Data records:

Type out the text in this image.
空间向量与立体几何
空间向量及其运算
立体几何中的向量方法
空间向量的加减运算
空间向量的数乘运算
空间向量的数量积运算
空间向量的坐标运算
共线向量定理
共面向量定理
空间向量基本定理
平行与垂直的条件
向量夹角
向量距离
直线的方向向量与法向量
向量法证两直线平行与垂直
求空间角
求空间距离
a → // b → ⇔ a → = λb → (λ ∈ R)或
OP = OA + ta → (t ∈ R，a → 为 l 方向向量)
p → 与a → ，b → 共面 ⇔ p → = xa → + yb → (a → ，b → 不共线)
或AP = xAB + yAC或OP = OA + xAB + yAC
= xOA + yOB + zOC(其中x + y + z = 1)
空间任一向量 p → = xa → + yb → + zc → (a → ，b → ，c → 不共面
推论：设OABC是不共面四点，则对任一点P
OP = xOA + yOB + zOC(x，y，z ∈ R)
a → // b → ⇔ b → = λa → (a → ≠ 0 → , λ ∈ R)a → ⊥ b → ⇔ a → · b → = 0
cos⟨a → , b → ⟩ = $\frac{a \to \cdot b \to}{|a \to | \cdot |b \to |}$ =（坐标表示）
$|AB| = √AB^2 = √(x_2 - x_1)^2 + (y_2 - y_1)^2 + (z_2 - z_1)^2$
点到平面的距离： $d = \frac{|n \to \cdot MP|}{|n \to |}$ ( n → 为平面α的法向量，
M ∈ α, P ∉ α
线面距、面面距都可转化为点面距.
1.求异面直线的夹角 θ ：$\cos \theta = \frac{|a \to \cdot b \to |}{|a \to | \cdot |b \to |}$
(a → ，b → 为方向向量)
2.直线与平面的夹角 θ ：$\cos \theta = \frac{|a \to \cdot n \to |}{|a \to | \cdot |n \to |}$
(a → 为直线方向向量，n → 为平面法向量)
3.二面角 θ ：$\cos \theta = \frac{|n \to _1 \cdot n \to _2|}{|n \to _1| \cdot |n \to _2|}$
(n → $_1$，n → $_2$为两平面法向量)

What needs to be done
Output the entries verbatim.

Solution
Type out the text in this image.
空间向量与立体几何
空间向量及其运算
立体几何中的向量方法
空间向量的加减运算
空间向量的数乘运算
空间向量的数量积运算
空间向量的坐标运算
共线向量定理
共面向量定理
空间向量基本定理
平行与垂直的条件
向量夹角
向量距离
直线的方向向量与法向量
向量法证两直线平行与垂直
求空间角
求空间距离
a → // b → ⇔ a → = λb → (λ ∈ R)或
OP = OA + ta → (t ∈ R，a → 为 l 方向向量)
p → 与a → ，b → 共面 ⇔ p → = xa → + yb → (a → ，b → 不共线)
或AP = xAB + yAC或OP = OA + xAB + yAC
= xOA + yOB + zOC(其中x + y + z = 1)
空间任一向量 p → = xa → + yb → + zc → (a → ，b → ，c → 不共面
推论：设OABC是不共面四点，则对任一点P
OP = xOA + yOB + zOC(x，y，z ∈ R)
a → // b → ⇔ b → = λa → (a → ≠ 0 → , λ ∈ R)a → ⊥ b → ⇔ a → · b → = 0
cos⟨a → , b → ⟩ = $\frac{a \to \cdot b \to}{|a \to | \cdot |b \to |}$ =（坐标表示）
$|AB| = √AB^2 = √(x_2 - x_1)^2 + (y_2 - y_1)^2 + (z_2 - z_1)^2$
点到平面的距离： $d = \frac{|n \to \cdot MP|}{|n \to |}$ ( n → 为平面α的法向量，
M ∈ α, P ∉ α
线面距、面面距都可转化为点面距.
1.求异面直线的夹角 θ ：$\cos \theta = \frac{|a \to \cdot b \to |}{|a \to | \cdot |b \to |}$
(a → ，b → 为方向向量)
2.直线与平面的夹角 θ ：$\cos \theta = \frac{|a \to \cdot n \to |}{|a \to | \cdot |n \to |}$
(a → 为直线方向向量，n → 为平面法向量)
3.二面角 θ ：$\cos \theta = \frac{|n \to _1 \cdot n \to _2|}{|n \to _1| \cdot |n \to _2|}$
(n → $_1$，n → $_2$为两平面法向量)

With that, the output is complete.